--- start THE DATA ---

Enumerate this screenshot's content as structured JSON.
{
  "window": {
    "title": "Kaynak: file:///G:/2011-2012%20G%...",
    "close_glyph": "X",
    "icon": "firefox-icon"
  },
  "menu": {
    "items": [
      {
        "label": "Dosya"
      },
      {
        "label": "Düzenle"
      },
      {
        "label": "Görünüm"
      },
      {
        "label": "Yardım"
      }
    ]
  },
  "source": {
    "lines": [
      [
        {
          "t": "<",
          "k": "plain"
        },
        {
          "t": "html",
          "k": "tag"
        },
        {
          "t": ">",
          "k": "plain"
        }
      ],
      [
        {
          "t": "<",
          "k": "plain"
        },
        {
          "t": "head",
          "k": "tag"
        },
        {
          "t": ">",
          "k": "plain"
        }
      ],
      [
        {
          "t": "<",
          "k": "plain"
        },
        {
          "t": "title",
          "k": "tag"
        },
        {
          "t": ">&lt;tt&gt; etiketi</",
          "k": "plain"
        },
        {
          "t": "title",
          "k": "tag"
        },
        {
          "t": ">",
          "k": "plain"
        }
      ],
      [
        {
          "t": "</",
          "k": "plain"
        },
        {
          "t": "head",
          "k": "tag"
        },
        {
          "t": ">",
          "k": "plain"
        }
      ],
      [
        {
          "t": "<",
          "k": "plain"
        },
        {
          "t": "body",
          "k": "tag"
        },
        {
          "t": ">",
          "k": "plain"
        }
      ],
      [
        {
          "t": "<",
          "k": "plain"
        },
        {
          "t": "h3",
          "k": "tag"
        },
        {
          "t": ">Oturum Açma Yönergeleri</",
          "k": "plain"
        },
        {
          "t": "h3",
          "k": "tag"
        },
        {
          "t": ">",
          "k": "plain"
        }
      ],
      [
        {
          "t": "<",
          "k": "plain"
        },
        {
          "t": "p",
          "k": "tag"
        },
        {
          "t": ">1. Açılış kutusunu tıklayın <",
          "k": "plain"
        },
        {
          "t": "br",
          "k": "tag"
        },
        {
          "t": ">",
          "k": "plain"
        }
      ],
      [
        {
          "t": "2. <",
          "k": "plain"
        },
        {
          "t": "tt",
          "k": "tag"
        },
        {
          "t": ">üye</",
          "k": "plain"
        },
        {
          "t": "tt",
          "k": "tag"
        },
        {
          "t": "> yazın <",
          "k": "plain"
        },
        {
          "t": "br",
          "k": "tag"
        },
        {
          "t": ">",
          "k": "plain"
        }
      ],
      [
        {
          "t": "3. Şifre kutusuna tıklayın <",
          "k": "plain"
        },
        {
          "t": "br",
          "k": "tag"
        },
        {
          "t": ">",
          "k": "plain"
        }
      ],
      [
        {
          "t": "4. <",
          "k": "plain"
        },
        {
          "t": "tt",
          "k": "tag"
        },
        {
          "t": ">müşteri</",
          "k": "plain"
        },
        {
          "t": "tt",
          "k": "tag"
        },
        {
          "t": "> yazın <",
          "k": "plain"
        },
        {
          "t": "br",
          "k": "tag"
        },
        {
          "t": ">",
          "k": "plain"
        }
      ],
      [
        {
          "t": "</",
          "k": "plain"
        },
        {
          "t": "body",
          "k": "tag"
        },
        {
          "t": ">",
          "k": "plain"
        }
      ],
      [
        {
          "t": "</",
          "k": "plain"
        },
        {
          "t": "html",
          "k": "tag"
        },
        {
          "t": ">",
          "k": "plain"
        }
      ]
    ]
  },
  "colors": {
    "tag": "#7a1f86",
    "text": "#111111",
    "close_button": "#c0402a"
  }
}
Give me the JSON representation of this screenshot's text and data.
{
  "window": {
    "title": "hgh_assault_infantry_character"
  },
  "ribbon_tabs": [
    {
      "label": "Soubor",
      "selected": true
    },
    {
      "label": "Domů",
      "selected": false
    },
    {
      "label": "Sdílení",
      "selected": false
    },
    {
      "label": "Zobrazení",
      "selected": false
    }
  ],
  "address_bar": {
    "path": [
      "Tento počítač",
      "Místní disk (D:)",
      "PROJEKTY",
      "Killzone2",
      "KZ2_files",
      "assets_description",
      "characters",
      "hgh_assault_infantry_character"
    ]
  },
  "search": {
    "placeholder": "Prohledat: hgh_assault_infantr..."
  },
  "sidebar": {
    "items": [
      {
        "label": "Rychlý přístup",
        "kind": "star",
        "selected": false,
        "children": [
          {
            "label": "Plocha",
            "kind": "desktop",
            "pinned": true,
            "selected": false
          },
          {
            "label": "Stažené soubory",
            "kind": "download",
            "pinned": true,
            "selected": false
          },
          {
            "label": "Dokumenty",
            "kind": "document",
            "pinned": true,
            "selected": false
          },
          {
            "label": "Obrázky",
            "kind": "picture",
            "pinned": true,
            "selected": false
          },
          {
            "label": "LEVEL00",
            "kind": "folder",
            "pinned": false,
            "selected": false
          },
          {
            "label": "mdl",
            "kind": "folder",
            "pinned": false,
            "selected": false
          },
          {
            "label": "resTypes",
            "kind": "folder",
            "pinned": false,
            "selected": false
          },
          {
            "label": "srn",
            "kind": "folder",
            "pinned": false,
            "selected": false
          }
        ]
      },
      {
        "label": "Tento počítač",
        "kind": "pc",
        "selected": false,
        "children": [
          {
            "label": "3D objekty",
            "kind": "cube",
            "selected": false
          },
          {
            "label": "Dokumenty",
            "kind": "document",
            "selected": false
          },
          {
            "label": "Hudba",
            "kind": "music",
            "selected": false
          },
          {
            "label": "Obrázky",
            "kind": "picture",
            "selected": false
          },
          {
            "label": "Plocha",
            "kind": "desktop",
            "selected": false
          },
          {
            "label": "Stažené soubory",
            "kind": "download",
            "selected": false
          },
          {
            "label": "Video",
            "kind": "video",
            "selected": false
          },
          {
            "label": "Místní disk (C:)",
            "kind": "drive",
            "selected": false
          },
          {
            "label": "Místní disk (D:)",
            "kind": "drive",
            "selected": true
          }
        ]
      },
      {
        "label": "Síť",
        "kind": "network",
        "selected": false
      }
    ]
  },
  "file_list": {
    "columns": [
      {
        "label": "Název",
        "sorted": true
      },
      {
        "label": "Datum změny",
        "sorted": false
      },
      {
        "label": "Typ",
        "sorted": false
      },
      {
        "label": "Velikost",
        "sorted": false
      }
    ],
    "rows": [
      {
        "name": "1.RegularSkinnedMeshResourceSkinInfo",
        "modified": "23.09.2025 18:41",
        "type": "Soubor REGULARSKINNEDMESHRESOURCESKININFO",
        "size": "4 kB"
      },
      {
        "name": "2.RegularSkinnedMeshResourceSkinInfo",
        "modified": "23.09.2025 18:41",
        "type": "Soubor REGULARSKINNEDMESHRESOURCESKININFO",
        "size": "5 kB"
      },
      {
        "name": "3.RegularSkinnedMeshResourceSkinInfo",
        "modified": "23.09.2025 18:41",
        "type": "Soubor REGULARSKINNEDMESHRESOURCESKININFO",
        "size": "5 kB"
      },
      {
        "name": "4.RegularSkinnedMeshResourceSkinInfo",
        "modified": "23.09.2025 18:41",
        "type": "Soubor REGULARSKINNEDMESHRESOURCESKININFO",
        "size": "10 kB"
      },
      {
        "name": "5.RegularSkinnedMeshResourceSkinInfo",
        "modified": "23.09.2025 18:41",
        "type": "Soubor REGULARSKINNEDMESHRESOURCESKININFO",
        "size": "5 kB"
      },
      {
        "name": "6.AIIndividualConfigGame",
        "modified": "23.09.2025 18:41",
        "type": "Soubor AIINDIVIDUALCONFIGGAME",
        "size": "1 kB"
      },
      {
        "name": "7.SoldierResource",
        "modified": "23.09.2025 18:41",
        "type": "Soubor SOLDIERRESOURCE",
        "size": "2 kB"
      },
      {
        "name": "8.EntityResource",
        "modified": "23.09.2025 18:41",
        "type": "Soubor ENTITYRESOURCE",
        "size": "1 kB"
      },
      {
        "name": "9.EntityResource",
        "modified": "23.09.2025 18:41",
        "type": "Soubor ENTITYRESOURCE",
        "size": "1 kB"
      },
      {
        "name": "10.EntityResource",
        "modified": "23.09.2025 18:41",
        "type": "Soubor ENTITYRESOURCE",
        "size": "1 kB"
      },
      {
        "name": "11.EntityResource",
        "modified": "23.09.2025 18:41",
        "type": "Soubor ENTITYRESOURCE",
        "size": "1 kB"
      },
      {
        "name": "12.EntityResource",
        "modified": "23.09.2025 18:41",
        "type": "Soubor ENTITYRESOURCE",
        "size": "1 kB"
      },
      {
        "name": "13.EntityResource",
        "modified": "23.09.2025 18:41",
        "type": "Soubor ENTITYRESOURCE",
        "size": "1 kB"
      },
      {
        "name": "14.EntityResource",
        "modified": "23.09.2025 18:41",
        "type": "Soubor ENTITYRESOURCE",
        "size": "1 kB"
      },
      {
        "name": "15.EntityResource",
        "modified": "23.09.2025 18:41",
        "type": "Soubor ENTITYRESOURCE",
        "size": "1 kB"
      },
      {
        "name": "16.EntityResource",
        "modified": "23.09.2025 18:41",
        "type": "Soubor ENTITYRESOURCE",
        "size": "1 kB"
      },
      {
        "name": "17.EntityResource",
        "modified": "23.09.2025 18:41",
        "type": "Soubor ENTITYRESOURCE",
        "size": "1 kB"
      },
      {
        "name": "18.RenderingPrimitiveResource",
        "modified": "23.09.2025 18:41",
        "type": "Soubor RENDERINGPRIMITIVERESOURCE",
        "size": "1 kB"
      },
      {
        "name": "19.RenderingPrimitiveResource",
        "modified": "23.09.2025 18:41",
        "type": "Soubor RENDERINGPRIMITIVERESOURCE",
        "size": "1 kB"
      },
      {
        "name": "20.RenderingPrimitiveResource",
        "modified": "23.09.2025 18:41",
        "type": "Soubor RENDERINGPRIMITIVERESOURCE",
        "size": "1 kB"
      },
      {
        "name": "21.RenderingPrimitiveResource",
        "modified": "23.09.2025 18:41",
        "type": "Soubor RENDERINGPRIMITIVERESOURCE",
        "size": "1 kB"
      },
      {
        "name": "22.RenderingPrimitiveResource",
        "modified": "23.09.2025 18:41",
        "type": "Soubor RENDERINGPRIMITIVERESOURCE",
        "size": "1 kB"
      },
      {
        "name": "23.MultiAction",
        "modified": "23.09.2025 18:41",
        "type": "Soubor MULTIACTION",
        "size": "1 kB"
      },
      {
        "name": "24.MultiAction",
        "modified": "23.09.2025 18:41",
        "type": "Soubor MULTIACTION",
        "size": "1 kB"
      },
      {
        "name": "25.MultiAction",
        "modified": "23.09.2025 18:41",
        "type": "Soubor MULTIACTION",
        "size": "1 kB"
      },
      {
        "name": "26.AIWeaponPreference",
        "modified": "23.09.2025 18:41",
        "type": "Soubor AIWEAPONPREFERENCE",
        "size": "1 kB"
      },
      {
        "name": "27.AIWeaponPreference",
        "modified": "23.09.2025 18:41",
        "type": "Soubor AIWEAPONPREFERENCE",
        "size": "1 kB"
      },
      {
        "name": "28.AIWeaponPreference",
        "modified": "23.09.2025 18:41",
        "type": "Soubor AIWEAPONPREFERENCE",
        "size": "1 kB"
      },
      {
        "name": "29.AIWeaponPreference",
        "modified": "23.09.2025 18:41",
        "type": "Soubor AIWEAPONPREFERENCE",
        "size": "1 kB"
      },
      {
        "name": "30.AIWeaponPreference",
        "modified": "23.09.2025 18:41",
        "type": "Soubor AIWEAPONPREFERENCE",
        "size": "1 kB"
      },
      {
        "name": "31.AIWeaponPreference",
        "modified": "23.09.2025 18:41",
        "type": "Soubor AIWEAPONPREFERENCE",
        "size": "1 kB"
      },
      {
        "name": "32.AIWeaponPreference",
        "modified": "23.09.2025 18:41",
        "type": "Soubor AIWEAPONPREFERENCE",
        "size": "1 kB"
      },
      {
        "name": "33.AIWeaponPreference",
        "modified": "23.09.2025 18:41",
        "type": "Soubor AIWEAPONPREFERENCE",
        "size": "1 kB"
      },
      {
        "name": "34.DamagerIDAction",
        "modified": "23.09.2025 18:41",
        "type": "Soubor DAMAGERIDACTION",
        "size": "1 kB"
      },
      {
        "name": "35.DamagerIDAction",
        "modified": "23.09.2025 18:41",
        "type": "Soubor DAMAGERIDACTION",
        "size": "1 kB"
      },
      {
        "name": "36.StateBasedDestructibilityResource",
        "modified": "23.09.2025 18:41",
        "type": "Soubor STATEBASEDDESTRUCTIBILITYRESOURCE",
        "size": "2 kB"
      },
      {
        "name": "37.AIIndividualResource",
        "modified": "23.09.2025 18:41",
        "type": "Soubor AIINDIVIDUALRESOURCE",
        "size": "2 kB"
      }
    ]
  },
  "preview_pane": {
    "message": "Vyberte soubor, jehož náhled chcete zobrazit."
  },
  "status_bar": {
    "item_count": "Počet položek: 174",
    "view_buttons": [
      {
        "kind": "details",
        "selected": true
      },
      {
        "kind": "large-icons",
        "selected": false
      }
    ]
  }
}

--- end THE DATA ---

WHAT IS REQUIRED> How many lines of the listing include the string "Místní"? Answer with the number alone.

COMPLETED TASK> 3